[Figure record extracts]

+--

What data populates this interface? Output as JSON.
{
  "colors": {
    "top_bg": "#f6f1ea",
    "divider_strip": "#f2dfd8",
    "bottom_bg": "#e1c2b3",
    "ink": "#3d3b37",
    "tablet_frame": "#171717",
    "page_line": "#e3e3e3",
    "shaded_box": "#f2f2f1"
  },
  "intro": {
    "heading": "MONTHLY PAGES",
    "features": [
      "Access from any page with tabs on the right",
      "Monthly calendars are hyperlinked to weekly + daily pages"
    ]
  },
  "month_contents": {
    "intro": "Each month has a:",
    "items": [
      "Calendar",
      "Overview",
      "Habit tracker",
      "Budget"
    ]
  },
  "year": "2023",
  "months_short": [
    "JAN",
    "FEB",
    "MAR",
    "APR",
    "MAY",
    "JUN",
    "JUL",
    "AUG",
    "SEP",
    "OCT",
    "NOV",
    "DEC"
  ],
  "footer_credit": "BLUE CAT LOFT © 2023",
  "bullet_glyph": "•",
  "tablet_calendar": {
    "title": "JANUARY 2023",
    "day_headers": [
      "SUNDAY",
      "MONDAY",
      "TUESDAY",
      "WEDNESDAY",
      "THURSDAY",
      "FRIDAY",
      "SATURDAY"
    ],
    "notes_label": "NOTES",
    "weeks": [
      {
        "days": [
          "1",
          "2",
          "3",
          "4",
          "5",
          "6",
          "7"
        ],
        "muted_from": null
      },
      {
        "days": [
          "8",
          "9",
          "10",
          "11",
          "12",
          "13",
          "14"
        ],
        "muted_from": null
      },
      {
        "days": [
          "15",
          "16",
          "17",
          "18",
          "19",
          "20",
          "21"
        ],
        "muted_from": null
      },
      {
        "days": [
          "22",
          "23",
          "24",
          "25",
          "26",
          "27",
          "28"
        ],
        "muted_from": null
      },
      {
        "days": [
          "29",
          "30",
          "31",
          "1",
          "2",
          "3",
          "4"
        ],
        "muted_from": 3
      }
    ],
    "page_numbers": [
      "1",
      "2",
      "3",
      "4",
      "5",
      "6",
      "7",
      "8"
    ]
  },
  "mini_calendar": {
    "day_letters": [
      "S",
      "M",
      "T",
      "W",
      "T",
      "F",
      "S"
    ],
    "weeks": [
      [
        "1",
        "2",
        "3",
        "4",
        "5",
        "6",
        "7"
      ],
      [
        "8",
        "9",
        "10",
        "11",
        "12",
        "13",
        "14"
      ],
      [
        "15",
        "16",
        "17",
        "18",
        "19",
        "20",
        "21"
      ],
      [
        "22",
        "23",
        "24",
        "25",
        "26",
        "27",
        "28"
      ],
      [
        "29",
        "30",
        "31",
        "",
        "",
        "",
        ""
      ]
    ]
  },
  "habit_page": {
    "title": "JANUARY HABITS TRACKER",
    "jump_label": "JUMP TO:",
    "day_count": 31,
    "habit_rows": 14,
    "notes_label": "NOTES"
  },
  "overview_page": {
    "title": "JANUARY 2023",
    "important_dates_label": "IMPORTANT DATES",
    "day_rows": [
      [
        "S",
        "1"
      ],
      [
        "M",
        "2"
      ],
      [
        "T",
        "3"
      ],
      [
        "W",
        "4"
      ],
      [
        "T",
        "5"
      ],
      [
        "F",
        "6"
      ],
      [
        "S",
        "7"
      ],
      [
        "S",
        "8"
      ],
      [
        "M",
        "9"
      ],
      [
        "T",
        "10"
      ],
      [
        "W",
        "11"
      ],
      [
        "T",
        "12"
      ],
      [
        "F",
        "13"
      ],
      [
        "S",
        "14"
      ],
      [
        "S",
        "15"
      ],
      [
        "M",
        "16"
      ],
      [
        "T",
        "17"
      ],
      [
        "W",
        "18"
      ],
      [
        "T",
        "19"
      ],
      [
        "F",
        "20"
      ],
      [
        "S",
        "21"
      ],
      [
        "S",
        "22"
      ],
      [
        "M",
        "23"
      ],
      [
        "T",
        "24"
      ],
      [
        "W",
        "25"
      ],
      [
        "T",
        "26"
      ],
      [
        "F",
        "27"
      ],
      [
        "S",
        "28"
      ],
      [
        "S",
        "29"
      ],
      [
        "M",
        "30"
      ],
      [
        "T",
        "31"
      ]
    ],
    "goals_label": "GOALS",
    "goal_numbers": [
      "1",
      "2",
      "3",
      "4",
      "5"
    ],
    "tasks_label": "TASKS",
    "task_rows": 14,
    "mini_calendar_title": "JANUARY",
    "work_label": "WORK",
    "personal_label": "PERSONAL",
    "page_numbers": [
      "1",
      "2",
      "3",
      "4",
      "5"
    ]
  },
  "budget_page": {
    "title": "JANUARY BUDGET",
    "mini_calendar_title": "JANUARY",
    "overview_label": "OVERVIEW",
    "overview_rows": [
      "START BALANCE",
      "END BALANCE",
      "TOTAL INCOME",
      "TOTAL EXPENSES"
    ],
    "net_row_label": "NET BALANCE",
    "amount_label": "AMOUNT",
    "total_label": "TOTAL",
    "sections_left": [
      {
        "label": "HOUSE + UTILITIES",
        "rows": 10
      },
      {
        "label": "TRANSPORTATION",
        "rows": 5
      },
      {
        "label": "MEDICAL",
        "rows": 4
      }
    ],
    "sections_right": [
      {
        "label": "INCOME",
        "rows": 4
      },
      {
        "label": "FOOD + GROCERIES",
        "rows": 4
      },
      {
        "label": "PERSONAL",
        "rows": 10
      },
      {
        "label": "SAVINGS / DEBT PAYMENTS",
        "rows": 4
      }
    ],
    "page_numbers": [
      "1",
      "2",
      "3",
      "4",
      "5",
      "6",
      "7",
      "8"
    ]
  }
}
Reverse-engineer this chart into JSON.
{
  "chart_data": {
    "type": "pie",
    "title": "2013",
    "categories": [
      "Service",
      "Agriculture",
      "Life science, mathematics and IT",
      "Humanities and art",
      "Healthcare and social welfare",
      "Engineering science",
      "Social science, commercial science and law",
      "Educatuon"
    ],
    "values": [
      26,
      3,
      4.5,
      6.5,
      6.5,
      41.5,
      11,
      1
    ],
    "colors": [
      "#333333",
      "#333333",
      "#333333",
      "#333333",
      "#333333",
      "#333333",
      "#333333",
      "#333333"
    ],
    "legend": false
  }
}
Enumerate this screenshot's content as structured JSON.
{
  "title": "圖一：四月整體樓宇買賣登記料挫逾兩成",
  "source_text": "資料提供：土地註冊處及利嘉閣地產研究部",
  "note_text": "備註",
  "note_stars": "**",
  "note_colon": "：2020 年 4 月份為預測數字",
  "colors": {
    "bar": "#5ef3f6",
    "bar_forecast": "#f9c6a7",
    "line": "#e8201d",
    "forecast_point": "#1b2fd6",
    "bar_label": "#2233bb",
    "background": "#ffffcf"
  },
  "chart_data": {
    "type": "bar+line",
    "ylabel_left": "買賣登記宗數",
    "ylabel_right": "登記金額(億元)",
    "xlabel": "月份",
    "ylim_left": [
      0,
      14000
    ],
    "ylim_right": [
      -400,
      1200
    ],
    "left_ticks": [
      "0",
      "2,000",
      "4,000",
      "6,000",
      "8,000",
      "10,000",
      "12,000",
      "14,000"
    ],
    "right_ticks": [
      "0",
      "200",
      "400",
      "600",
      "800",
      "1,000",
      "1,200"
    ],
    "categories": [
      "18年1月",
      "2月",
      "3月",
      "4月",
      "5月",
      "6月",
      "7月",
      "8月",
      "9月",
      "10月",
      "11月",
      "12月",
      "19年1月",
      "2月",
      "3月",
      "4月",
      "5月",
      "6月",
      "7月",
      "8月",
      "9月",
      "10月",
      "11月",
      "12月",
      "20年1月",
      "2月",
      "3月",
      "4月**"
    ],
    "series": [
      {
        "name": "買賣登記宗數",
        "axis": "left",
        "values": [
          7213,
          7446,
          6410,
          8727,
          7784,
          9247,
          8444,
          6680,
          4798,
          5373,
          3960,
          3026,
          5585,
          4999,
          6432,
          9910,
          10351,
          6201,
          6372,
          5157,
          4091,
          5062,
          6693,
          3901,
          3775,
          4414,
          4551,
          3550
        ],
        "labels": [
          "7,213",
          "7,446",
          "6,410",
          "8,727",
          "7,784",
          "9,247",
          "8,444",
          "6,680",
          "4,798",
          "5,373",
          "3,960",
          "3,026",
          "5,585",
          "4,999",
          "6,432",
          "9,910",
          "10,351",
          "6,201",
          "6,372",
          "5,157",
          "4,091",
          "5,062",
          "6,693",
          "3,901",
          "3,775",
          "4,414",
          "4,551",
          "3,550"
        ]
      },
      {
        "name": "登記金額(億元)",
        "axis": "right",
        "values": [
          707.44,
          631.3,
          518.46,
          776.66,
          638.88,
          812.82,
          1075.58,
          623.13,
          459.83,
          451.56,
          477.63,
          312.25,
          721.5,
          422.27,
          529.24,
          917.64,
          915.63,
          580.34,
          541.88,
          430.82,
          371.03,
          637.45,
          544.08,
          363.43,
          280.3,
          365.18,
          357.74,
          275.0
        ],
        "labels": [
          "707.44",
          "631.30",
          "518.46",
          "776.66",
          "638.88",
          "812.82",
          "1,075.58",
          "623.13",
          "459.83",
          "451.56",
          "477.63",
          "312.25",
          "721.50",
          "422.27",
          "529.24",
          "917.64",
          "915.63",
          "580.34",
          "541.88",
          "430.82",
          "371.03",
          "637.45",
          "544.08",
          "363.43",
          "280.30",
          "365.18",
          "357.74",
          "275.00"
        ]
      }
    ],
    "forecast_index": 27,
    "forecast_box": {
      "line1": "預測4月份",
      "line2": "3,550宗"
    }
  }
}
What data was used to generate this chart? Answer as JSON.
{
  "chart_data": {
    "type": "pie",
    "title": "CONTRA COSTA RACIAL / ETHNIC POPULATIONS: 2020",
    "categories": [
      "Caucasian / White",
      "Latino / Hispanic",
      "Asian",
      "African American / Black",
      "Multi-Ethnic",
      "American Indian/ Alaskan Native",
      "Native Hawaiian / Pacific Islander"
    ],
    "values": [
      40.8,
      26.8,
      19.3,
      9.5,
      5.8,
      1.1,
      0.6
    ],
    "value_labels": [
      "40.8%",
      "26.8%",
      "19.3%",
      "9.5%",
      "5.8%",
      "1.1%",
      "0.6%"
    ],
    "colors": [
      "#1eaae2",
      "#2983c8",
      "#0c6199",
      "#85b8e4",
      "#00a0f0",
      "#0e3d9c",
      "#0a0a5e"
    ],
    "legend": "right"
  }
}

+--

**Brief:**
Search the data for the string "What". List each line that has it.

**The solution:**
What data populates this interface? Output as JSON.
What data was used to generate this chart? Answer as JSON.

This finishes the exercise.